— START OF Excerpted data —

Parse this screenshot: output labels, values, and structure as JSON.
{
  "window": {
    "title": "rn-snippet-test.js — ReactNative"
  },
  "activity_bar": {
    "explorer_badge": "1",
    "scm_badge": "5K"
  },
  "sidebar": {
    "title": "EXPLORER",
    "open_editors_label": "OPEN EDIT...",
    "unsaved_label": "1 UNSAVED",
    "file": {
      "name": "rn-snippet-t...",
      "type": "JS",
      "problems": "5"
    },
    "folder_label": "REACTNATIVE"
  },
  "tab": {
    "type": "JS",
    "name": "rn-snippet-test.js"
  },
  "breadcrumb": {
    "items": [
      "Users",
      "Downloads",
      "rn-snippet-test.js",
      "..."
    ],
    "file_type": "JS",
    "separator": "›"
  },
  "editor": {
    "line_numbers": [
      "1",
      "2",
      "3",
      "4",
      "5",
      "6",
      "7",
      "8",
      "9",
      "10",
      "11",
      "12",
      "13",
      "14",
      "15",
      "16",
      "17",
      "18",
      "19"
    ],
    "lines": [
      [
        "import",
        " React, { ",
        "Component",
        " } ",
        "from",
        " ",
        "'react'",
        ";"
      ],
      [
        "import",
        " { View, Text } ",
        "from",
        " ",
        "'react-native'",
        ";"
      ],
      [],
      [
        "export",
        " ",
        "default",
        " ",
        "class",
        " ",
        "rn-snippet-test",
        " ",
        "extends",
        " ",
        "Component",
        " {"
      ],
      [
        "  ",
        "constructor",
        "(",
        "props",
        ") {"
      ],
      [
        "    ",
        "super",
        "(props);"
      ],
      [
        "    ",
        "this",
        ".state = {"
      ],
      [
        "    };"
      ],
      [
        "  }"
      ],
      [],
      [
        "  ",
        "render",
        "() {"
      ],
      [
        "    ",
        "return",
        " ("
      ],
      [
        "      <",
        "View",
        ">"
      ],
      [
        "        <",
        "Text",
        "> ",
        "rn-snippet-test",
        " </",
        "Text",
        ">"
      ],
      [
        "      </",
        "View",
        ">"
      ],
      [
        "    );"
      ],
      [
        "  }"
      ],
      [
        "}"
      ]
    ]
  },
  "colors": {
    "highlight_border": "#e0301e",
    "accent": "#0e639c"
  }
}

— END OF Excerpted data —

__What you have to do__
Copy out every line of the material above that mentions the word "title".

__Result__
    "title": "rn-snippet-test.js — ReactNative"
    "title": "EXPLORER",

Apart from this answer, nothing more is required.